--- BEGIN EXTRACT ---

If you love warm apple pie but don’t always have the time (or energy) to peel apples, cook filling, and bake from scratch, canning your own apple pie filling is a game-changer. With a few jars on the shelf, you can go from “I feel like dessert” to a bubbling, fragrant pie in the oven in just a few minutes—using either homemade or store-bought dough.

This guide shows you how to safely can apple pie filling at home, why the method matters, and how to turn each jar into fast, delicious desserts whenever you want.
Why Can Apple Pie Filling?
1. Instant dessert on busy days
Instead of starting from zero, you just grab a jar, open some dough (even bought dough works), fill, bake, and done. The slow work—peeling, slicing, cooking the apples—has already been done once.
2. Perfect apple texture every time
Canned pie filling uses firm apples and a special canning-safe thickener so the slices stay plump and tender, not mushy. You get a consistent, bakery-style filling each time.
3. Preserve apple season
When apples are cheap and at their best, you can put up enough jars to enjoy homemade apple desserts all year.
4. Less waste, more flavor
Those apples that are a bit too soft or spotty for eating fresh (but still sound once trimmed) are perfect to turn into filling instead of throwing away.
The Most Important Safety Rule: Use the Right Thickener
For pie filling that’s going to be canned in jars, you must use a canning-approved modified starch such as Clear Jel® (cook type), not regular flour or cornstarch.

--- END EXTRACT ---

(SHORT TASK A): From the listing, quote the lines from the one containing "panel: header <box>0 0 600 92</box>" through the one containing "label: wonen op 1e etage: 1", keeping both of those lines.

--- BEGIN INPUT ---

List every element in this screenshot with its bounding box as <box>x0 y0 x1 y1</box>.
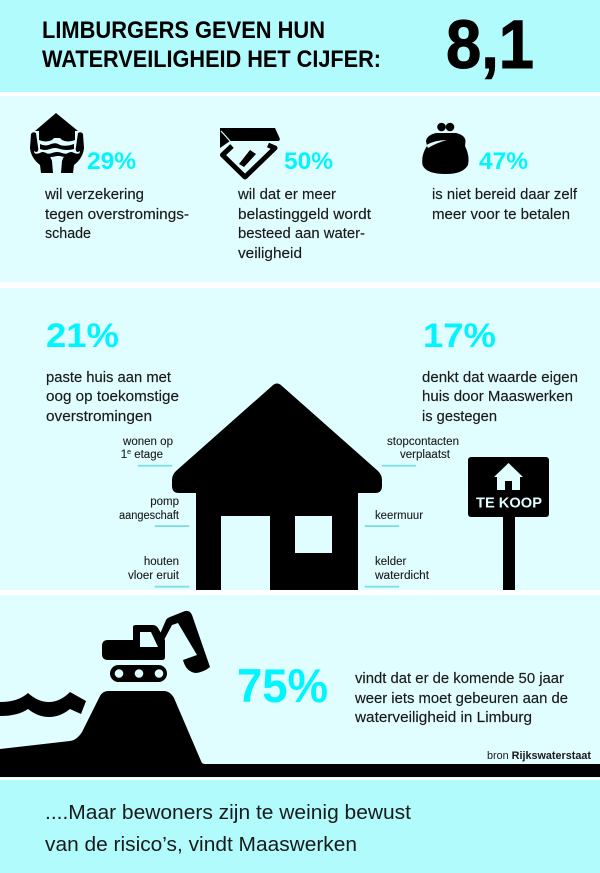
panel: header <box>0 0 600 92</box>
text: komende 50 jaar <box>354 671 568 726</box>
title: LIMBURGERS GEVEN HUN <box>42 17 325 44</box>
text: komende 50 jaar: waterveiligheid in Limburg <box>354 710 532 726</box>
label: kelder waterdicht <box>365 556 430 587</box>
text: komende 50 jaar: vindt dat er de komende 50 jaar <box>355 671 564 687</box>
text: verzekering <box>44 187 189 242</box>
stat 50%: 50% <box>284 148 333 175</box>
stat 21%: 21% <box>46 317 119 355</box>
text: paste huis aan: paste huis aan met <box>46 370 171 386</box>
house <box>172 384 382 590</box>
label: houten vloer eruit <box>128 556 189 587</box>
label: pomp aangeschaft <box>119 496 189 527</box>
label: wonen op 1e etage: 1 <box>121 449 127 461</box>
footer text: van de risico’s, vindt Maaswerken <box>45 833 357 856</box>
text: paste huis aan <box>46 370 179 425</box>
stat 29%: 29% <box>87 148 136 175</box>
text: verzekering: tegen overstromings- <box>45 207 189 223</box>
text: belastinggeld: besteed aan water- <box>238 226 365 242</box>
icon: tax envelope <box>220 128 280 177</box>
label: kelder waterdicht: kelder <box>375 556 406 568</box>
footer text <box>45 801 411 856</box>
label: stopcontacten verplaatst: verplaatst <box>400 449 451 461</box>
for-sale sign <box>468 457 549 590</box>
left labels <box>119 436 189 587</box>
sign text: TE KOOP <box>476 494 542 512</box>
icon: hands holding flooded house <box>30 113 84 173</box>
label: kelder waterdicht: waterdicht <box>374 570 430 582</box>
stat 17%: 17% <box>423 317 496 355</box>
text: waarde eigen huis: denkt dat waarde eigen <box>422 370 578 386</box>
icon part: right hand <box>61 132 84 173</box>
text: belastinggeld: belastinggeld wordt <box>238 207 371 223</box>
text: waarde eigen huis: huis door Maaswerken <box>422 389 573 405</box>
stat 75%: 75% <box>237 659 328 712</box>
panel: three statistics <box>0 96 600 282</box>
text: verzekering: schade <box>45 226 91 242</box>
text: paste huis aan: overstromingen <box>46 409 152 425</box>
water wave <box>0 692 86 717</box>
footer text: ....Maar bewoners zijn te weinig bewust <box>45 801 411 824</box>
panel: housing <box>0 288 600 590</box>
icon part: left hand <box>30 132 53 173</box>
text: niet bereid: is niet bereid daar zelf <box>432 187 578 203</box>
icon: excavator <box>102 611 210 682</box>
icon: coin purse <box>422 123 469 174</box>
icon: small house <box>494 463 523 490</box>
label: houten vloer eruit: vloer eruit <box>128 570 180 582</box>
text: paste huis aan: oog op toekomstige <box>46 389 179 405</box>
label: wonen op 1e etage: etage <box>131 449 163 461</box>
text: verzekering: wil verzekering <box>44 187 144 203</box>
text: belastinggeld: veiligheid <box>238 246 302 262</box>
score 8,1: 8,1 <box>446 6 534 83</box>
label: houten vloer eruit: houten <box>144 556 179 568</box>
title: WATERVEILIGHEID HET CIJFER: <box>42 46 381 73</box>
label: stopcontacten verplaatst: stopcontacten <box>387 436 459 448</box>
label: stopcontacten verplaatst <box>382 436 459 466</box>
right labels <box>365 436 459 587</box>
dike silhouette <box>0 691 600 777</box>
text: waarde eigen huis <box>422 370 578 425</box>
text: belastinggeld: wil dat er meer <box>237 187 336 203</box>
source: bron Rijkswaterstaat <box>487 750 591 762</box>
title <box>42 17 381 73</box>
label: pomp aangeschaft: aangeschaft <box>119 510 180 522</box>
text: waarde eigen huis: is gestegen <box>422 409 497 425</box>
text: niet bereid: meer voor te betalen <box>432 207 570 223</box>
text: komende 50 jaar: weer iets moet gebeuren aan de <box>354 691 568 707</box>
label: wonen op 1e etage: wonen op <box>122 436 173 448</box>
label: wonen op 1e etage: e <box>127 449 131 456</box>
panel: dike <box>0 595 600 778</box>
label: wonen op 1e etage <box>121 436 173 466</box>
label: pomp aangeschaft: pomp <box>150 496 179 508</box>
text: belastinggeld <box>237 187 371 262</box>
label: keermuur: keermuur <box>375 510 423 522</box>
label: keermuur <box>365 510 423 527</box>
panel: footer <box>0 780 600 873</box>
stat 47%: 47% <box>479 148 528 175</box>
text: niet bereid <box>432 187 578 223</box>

--- END INPUT ---

(SHORT TASK B): Which thickener does the apple pie filling guide say must be used for filling that will be canned in jars?

(SOLUTION A):
panel: header <box>0 0 600 92</box>
text: komende 50 jaar <box>354 671 568 726</box>
title: LIMBURGERS GEVEN HUN <box>42 17 325 44</box>
text: komende 50 jaar: waterveiligheid in Limburg <box>354 710 532 726</box>
label: kelder waterdicht <box>365 556 430 587</box>
text: komende 50 jaar: vindt dat er de komende 50 jaar <box>355 671 564 687</box>
text: verzekering <box>44 187 189 242</box>
stat 50%: 50% <box>284 148 333 175</box>
stat 21%: 21% <box>46 317 119 355</box>
text: paste huis aan: paste huis aan met <box>46 370 171 386</box>
house <box>172 384 382 590</box>
label: houten vloer eruit <box>128 556 189 587</box>
label: pomp aangeschaft <box>119 496 189 527</box>
label: wonen op 1e etage: 1 <box>121 449 127 461</box>

(SOLUTION B): A canning-approved modified starch such as Clear Jel® (cook type), not regular flour or cornstarch.